### TEKS SUMBER
○ ○ ○ ○
Berubah Karena Alasan Geopolitis

Berubah Karena Alasan Geopolitis

Senin, 17 Januari 2005

Oleh: KH. Abdurrahman Wahid

Sehari sebelum artikel ini dikirimkan kepada redaksi, penulis didatangi oleh
sang adik termuda, yang sudah beberapa bulan “menghilang” dari peredaran.
Dalam percakapan waktu itu, penulis mengemukakan bahwa media massa kita
ramai membahas masalah kehadiran pasukan-pasukan asing di Aceh. Ia
menyatakan kepada penulis bahwa banyak media (dan dengan sendirinya banyak
Lembaga Swadaya Masyarakat/LSM) menganggap pasukan-pasukan Amerika Serikat,
yang hadir di Nagroe Aceh Darussalam (NAD), adalah untuk menduduki propinsi
tersebut, artinya kita akan kehilangan sebuah propinsi. Adik penulis
menyatakan, bahwa ini tidak benar mereka datang ke sini untuk dua hal.
Pertama, untuk menolong Republik Indonesia mengatasi bencana alam gempa bumi
dan gelombang Tsunami di propinsi tersebut, yang menelan korban lebih dari
100.000 orang. Kedua, setelah periode yang disebutkan itu, mereka akan
“meminta” tetap berada di sebuah pangkalan militer (yang mereka akan bangun)
di pulau Sabang. Menurut adik penulis, tidak jelas apa maksud mereka
mendirikan pangkalan militer itu. Untuk menjaga Selat Malaka dari gangguan
para perompak laut?, atau untuk tujuan lain?. Entahlah adik penulis tidak
mau menerka hal itu.
○ ○ ○ ○
### CUPLIKAN DATA
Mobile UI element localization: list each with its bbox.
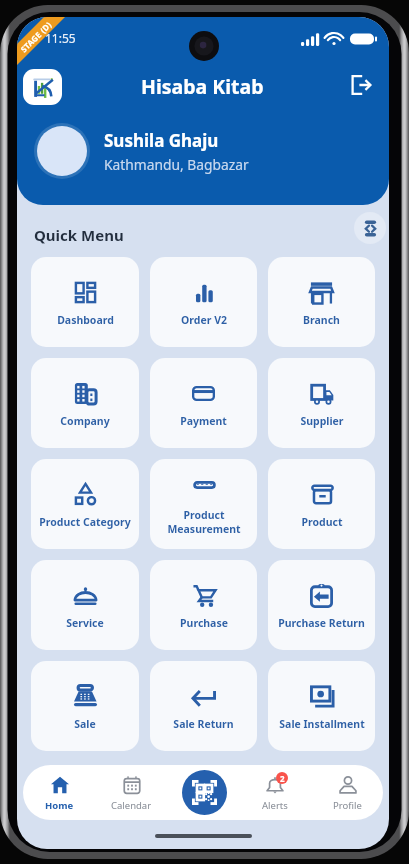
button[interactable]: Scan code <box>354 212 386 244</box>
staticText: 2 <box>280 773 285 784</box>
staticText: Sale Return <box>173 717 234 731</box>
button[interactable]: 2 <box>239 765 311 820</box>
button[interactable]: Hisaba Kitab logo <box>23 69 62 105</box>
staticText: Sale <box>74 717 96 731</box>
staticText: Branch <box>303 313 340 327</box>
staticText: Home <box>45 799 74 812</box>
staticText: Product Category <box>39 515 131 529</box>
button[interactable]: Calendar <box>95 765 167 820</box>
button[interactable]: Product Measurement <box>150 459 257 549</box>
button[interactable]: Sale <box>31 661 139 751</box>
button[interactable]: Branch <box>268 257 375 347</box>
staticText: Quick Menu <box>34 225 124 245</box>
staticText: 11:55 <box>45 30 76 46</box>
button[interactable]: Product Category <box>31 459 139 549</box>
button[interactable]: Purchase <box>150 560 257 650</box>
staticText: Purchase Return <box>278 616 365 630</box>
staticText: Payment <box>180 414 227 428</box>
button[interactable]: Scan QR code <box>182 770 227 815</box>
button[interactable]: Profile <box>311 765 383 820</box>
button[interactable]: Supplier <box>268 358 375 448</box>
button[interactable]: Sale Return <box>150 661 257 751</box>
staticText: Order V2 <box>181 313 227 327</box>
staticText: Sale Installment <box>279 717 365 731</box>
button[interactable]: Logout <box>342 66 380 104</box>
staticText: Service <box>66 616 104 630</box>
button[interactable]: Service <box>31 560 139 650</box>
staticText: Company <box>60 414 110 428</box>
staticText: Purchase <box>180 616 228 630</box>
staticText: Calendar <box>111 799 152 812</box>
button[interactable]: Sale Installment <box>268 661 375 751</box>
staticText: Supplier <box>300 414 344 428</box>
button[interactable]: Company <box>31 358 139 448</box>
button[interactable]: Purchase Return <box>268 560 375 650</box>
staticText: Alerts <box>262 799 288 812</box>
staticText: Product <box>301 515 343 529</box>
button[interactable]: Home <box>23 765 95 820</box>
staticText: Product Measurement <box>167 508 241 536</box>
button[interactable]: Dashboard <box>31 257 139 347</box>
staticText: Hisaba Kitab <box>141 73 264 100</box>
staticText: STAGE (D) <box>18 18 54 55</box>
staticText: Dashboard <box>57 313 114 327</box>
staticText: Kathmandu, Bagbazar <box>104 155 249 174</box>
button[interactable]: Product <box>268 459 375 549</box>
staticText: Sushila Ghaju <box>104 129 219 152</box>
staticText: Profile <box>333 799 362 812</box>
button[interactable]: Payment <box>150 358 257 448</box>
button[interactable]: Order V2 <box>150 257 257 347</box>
○ ○ ○ ○
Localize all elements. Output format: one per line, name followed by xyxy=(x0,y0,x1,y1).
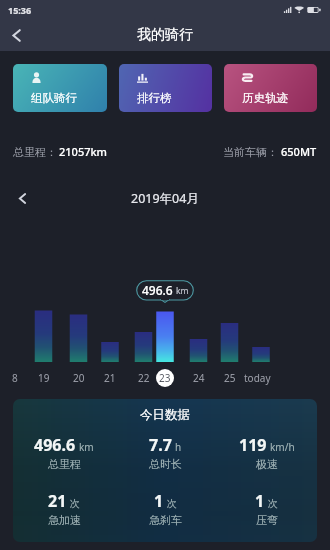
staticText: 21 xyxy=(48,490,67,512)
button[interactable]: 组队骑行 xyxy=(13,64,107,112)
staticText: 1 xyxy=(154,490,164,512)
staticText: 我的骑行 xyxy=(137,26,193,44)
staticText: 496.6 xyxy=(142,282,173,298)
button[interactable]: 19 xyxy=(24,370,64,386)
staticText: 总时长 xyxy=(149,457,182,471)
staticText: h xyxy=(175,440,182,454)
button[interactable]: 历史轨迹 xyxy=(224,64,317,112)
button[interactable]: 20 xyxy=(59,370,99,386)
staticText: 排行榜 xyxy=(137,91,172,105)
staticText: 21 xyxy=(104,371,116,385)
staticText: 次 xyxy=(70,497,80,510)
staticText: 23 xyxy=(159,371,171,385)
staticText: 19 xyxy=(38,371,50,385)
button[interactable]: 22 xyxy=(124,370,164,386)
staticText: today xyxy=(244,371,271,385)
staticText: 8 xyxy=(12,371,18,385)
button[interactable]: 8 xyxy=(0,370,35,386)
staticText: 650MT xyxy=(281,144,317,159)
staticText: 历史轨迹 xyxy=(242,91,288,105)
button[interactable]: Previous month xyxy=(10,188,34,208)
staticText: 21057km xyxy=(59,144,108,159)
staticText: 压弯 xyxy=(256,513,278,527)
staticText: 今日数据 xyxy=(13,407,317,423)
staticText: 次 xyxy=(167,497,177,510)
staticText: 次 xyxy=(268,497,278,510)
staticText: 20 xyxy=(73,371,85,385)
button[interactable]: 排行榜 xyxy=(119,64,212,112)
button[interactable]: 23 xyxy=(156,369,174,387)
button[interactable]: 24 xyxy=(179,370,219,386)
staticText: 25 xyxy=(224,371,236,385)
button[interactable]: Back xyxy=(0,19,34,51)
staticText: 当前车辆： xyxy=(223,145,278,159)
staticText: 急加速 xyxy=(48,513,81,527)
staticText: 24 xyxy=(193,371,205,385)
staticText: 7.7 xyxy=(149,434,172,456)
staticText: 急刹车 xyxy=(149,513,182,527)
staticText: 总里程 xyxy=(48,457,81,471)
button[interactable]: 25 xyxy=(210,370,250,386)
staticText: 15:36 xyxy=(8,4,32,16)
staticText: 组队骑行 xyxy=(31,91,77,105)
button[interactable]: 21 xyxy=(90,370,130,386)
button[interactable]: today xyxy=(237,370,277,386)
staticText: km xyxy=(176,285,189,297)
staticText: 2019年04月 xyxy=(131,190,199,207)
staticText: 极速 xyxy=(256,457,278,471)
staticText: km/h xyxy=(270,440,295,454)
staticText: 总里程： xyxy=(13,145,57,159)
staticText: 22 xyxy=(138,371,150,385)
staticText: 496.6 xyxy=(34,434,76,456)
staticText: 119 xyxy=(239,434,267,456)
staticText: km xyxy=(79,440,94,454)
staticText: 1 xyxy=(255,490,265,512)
○ ○ ○ ○
### TUGAS DAN LATIHAN
**A)** Tulis ulang bagian teks sumber yang dibuka dengan kata-kata "Pertama, untuk menolong" dan ditutup dengan "mereka akan bangun)", lalu ganti "gempa bumi" dengan "lindu".
**B)** Jawab pertanyaan berikut berdasarkan teks tentang pasukan asing di Aceh.
(i) Tanggal berapa tulisan itu dimuat?
(ii) Berapa jumlah korban gempa bumi dan gelombang Tsunami yang disebutkan?
(iii) Di pulau mana pangkalan militer itu akan dibangun?

### JAWABAN TIAP TUGAS
**A)**
Pertama, untuk menolong Republik Indonesia mengatasi bencana alam lindu
dan gelombang Tsunami di propinsi tersebut, yang menelan korban lebih dari
100.000 orang. Kedua, setelah periode yang disebutkan itu, mereka akan
“meminta” tetap berada di sebuah pangkalan militer (yang mereka akan bangun)

**B)**
(i) Senin, 17 Januari 2005.
(ii) Lebih dari 100.000 orang.
(iii) Pulau Sabang.